(Collected data)
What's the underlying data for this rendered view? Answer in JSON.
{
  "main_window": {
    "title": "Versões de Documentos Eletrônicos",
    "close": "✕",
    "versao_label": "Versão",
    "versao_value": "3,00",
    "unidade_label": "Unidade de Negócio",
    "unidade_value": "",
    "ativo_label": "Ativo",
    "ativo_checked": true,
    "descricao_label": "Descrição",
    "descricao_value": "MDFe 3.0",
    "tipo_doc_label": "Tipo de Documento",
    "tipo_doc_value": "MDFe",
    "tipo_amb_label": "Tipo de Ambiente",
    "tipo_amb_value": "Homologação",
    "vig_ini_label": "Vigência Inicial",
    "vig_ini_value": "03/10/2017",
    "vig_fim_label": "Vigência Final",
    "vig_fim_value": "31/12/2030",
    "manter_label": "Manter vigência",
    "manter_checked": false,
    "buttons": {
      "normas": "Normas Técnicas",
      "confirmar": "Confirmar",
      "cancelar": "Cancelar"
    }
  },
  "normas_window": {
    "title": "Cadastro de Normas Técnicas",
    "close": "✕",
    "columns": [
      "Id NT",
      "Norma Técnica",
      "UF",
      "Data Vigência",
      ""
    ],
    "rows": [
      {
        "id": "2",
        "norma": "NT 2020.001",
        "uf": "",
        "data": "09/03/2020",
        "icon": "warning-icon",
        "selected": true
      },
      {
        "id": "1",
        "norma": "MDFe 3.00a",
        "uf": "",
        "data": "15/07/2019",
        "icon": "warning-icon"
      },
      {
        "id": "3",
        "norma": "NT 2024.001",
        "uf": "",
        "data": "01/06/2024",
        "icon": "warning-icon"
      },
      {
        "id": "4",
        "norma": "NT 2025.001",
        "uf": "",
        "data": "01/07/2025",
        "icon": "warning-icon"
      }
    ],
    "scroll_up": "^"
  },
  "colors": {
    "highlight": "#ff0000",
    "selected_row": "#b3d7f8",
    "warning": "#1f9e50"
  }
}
==
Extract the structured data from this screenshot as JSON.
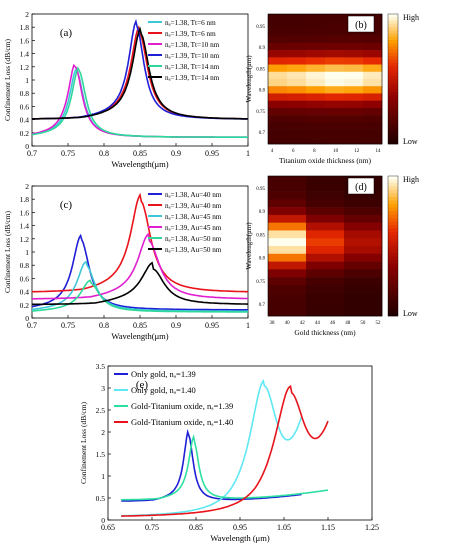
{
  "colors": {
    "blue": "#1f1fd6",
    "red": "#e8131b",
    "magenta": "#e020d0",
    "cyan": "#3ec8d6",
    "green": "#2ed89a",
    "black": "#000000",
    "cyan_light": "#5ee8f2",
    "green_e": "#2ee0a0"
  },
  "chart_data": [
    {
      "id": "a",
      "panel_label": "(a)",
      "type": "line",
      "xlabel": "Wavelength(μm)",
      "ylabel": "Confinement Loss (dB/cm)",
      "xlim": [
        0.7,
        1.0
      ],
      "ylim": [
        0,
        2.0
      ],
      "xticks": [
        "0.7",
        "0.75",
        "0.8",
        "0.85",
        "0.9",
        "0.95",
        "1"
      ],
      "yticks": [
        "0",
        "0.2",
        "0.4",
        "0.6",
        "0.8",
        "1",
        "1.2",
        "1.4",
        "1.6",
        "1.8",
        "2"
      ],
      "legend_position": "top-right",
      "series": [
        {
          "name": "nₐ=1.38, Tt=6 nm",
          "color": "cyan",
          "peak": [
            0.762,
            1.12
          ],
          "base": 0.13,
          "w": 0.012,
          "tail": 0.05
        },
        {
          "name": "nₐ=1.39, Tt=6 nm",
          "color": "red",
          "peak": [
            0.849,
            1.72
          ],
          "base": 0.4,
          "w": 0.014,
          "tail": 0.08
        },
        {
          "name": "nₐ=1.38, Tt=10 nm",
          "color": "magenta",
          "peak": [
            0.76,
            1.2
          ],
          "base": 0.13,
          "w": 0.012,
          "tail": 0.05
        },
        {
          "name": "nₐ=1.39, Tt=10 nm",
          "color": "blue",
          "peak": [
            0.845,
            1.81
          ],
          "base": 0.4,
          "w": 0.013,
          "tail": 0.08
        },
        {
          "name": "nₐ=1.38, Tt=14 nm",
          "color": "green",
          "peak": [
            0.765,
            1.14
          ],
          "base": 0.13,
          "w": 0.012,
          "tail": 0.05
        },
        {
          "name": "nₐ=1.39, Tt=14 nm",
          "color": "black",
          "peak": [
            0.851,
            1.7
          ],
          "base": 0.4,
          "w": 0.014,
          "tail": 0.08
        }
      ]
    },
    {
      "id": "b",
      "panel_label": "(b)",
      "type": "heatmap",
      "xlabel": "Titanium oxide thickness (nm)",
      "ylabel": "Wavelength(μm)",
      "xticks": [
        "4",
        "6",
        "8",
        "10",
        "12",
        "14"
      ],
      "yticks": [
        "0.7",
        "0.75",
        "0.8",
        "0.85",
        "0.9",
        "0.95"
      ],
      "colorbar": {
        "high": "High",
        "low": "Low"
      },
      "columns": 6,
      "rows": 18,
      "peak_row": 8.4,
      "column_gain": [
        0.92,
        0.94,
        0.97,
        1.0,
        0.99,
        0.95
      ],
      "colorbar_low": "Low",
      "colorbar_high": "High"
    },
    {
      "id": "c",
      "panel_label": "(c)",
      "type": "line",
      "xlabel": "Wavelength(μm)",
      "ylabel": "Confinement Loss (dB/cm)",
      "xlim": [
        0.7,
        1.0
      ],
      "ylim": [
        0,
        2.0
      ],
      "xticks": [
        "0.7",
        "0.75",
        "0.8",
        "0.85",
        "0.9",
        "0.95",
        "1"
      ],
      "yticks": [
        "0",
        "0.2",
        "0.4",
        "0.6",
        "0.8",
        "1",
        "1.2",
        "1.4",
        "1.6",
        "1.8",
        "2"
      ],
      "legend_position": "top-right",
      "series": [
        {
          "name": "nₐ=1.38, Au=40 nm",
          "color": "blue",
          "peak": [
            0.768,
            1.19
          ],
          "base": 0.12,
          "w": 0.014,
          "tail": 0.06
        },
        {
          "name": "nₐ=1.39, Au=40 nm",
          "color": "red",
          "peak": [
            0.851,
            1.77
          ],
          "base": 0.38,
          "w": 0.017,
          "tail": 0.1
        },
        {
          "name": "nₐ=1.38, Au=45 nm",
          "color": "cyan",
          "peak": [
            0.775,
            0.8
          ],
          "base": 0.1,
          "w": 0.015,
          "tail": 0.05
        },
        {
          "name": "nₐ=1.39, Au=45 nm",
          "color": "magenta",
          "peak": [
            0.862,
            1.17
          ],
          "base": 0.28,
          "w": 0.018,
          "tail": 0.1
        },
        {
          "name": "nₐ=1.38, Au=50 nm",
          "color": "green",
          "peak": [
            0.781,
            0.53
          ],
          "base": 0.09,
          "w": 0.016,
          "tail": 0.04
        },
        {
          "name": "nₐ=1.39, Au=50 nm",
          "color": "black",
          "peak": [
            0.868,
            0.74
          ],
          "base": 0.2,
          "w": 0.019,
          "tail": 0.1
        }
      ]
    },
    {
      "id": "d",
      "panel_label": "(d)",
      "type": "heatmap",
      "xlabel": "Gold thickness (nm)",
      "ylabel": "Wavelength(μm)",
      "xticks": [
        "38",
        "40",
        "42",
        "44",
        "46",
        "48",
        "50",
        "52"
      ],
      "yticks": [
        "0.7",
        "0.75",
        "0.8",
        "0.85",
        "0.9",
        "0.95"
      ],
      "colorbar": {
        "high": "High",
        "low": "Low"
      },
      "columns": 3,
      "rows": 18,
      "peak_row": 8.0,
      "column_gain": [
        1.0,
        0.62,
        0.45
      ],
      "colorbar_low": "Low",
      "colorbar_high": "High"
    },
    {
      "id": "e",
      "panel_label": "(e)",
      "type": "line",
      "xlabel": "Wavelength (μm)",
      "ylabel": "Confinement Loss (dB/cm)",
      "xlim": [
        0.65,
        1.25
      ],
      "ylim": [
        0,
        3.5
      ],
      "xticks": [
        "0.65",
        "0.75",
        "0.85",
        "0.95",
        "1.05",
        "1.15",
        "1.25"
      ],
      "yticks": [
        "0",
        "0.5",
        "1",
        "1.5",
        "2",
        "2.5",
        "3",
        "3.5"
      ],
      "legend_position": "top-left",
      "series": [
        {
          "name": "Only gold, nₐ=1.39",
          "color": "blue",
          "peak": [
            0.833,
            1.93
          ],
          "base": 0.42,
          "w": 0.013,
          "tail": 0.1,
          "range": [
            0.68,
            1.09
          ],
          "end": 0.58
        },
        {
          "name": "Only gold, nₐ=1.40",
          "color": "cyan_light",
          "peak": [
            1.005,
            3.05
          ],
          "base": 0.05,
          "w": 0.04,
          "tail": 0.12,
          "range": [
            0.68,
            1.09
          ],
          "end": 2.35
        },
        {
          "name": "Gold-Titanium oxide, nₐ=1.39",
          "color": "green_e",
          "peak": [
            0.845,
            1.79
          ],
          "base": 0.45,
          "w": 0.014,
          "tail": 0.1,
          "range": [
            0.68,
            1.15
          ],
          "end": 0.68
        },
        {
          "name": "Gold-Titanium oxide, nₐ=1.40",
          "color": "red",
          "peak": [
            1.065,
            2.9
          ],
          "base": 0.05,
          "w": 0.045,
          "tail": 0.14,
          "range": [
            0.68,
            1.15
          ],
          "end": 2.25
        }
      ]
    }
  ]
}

Goal:
Extract each line from the entries above that contains the string "this".

Solution below:
What's the underlying data for this rendered view? Answer in JSON.
Extract the structured data from this screenshot as JSON.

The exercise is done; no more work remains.